--- Begin Records for this task ---

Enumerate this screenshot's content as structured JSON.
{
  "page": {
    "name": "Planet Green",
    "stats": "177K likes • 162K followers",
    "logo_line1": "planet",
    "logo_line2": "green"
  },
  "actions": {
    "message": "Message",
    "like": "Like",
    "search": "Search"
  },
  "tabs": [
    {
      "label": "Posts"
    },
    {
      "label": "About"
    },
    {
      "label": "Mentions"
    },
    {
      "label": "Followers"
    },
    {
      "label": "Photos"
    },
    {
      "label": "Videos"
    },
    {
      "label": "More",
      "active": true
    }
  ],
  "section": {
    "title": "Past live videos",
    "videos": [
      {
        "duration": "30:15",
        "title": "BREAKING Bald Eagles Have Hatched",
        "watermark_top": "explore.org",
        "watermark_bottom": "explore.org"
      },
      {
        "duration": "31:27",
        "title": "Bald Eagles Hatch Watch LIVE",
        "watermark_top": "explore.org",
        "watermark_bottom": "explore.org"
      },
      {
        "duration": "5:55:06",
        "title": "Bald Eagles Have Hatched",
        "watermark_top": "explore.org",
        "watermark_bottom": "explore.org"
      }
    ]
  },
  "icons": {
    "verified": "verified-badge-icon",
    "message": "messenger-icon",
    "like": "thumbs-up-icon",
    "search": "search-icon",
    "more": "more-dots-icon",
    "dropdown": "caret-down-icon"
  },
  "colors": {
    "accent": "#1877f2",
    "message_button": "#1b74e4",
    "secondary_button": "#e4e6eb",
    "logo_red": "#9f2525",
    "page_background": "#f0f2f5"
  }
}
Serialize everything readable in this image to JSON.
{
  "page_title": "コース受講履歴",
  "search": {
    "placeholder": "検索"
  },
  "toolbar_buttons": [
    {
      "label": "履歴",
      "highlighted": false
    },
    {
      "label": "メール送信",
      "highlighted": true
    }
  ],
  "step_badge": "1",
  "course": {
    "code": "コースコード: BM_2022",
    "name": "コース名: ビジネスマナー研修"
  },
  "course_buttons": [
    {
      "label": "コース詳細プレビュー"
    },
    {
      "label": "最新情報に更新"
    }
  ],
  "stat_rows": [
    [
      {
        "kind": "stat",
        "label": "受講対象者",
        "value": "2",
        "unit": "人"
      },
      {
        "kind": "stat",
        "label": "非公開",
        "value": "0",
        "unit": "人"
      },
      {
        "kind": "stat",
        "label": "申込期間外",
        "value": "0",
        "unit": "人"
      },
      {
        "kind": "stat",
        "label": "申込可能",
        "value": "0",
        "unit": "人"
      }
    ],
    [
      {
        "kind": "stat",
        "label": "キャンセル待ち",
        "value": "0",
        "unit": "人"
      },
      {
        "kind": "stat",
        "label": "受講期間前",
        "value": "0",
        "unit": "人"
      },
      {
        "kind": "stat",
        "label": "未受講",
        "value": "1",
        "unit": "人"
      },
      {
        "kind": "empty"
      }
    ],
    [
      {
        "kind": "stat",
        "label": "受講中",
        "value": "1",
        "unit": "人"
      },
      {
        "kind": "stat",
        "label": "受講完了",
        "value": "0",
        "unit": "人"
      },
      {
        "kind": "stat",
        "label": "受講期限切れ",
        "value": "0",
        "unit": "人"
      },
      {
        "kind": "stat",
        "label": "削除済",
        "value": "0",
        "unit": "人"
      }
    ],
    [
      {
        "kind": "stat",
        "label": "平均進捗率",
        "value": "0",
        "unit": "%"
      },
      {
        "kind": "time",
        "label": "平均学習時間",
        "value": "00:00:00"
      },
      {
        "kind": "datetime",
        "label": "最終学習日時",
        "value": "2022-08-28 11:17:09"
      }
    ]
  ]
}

--- End Records for this task ---

Look through the entries and find each line that has the string "JSON". Copy those lines.

Response to this task:
Enumerate this screenshot's content as structured JSON.
Serialize everything readable in this image to JSON.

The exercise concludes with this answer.